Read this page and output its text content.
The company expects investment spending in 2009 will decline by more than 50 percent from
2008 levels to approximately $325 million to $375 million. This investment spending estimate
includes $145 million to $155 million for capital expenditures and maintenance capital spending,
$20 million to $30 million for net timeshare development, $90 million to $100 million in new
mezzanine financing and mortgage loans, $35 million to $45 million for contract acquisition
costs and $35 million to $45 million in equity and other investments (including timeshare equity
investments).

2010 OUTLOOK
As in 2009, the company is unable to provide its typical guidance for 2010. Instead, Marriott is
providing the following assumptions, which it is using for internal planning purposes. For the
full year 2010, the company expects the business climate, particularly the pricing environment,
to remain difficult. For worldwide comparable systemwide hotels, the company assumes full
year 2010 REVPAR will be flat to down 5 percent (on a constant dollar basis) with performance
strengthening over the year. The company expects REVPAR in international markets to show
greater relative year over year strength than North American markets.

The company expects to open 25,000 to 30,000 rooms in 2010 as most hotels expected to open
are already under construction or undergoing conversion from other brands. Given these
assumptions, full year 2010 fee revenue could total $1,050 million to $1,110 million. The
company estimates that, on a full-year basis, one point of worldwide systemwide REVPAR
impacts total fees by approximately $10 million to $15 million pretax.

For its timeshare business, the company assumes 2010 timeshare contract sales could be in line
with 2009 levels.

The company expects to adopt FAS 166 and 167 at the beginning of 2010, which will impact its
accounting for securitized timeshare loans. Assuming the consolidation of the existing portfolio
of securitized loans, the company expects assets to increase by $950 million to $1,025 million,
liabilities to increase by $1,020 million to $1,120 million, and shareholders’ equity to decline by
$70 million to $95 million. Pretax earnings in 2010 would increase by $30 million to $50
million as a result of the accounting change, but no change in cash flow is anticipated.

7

=== What to do ===
Please repeat all the records above exactly as they appear.

=== Exercise output ===
Read this page and output its text content.
The company expects investment spending in 2009 will decline by more than 50 percent from
2008 levels to approximately $325 million to $375 million. This investment spending estimate
includes $145 million to $155 million for capital expenditures and maintenance capital spending,
$20 million to $30 million for net timeshare development, $90 million to $100 million in new
mezzanine financing and mortgage loans, $35 million to $45 million for contract acquisition
costs and $35 million to $45 million in equity and other investments (including timeshare equity
investments).

2010 OUTLOOK
As in 2009, the company is unable to provide its typical guidance for 2010. Instead, Marriott is
providing the following assumptions, which it is using for internal planning purposes. For the
full year 2010, the company expects the business climate, particularly the pricing environment,
to remain difficult. For worldwide comparable systemwide hotels, the company assumes full
year 2010 REVPAR will be flat to down 5 percent (on a constant dollar basis) with performance
strengthening over the year. The company expects REVPAR in international markets to show
greater relative year over year strength than North American markets.

The company expects to open 25,000 to 30,000 rooms in 2010 as most hotels expected to open
are already under construction or undergoing conversion from other brands. Given these
assumptions, full year 2010 fee revenue could total $1,050 million to $1,110 million. The
company estimates that, on a full-year basis, one point of worldwide systemwide REVPAR
impacts total fees by approximately $10 million to $15 million pretax.

For its timeshare business, the company assumes 2010 timeshare contract sales could be in line
with 2009 levels.

The company expects to adopt FAS 166 and 167 at the beginning of 2010, which will impact its
accounting for securitized timeshare loans. Assuming the consolidation of the existing portfolio
of securitized loans, the company expects assets to increase by $950 million to $1,025 million,
liabilities to increase by $1,020 million to $1,120 million, and shareholders’ equity to decline by
$70 million to $95 million. Pretax earnings in 2010 would increase by $30 million to $50
million as a result of the accounting change, but no change in cash flow is anticipated.

7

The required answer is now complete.